[WHAT THE TASK REQUIRES] Transcribe the data in full and exactly, omitting any pictures.

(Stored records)
──────────────────────────────
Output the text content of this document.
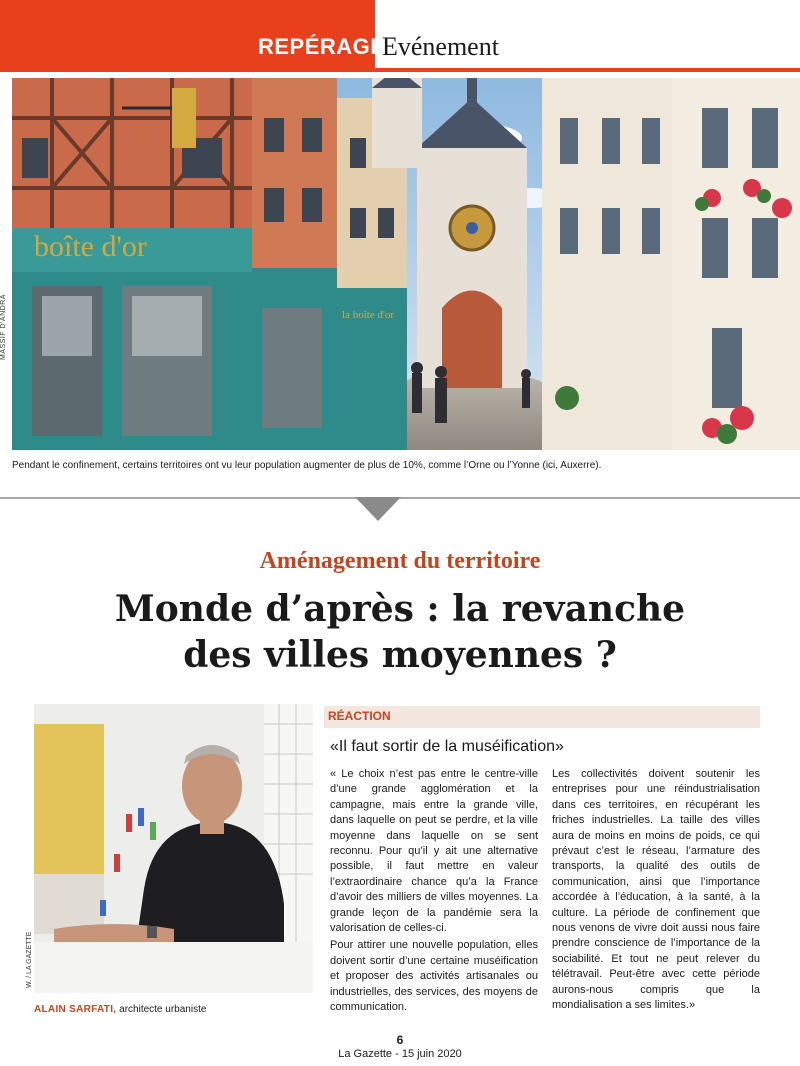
REPÉRAGES
Evénement
boîte d'or
la boîte d'or
MASSIF D'ANDRA
Pendant le confinement, certains territoires ont vu leur population augmenter de plus de 10%, comme l’Orne ou l’Yonne (ici, Auxerre).
Aménagement du territoire
Monde d’après : la revanche
des villes moyennes ?
W. / LA GAZETTE
ALAIN SARFATI, architecte urbaniste
RÉACTION
«Il faut sortir de la muséification»

« Le choix n’est pas entre le centre-ville d’une grande agglomération et la campagne, mais entre la grande ville, dans laquelle on peut se perdre, et la ville moyenne dans laquelle on se sent reconnu. Pour qu’il y ait une alternative possible, il faut mettre en valeur l’extraordinaire chance qu’a la France d’avoir des milliers de villes moyennes. La grande leçon de la pandémie sera la valorisation de celles-ci.

Pour attirer une nouvelle population, elles doivent sortir d’une certaine muséification et proposer des activités artisanales ou industrielles, des services, des moyens de communication.

Les collectivités doivent soutenir les entreprises pour une réindustrialisation dans ces territoires, en récupérant les friches industrielles. La taille des villes aura de moins en moins de poids, ce qui prévaut c’est le réseau, l’armature des transports, la qualité des outils de communication, ainsi que l’importance accordée à l’éducation, à la santé, à la culture. La période de confinement que nous venons de vivre doit aussi nous faire prendre conscience de l’importance de la sociabilité. Et tout ne peut relever du télétravail. Peut-être avec cette période aurons-nous compris que la mondialisation a ses limites.»

6
La Gazette - 15 juin 2020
──────────────────────────────
[OUTPUT]
Output the text content of this document.
REPÉRAGES
Evénement
boîte d'or
la boîte d'or
MASSIF D'ANDRA
Pendant le confinement, certains territoires ont vu leur population augmenter de plus de 10%, comme l’Orne ou l’Yonne (ici, Auxerre).
Aménagement du territoire
Monde d’après : la revanche
des villes moyennes ?
W. / LA GAZETTE
ALAIN SARFATI, architecte urbaniste
RÉACTION
«Il faut sortir de la muséification»

« Le choix n’est pas entre le centre-ville d’une grande agglomération et la campagne, mais entre la grande ville, dans laquelle on peut se perdre, et la ville moyenne dans laquelle on se sent reconnu. Pour qu’il y ait une alternative possible, il faut mettre en valeur l’extraordinaire chance qu’a la France d’avoir des milliers de villes moyennes. La grande leçon de la pandémie sera la valorisation de celles-ci.

Pour attirer une nouvelle population, elles doivent sortir d’une certaine muséification et proposer des activités artisanales ou industrielles, des services, des moyens de communication.

Les collectivités doivent soutenir les entreprises pour une réindustrialisation dans ces territoires, en récupérant les friches industrielles. La taille des villes aura de moins en moins de poids, ce qui prévaut c’est le réseau, l’armature des transports, la qualité des outils de communication, ainsi que l’importance accordée à l’éducation, à la santé, à la culture. La période de confinement que nous venons de vivre doit aussi nous faire prendre conscience de l’importance de la sociabilité. Et tout ne peut relever du télétravail. Peut-être avec cette période aurons-nous compris que la mondialisation a ses limites.»

6
La Gazette - 15 juin 2020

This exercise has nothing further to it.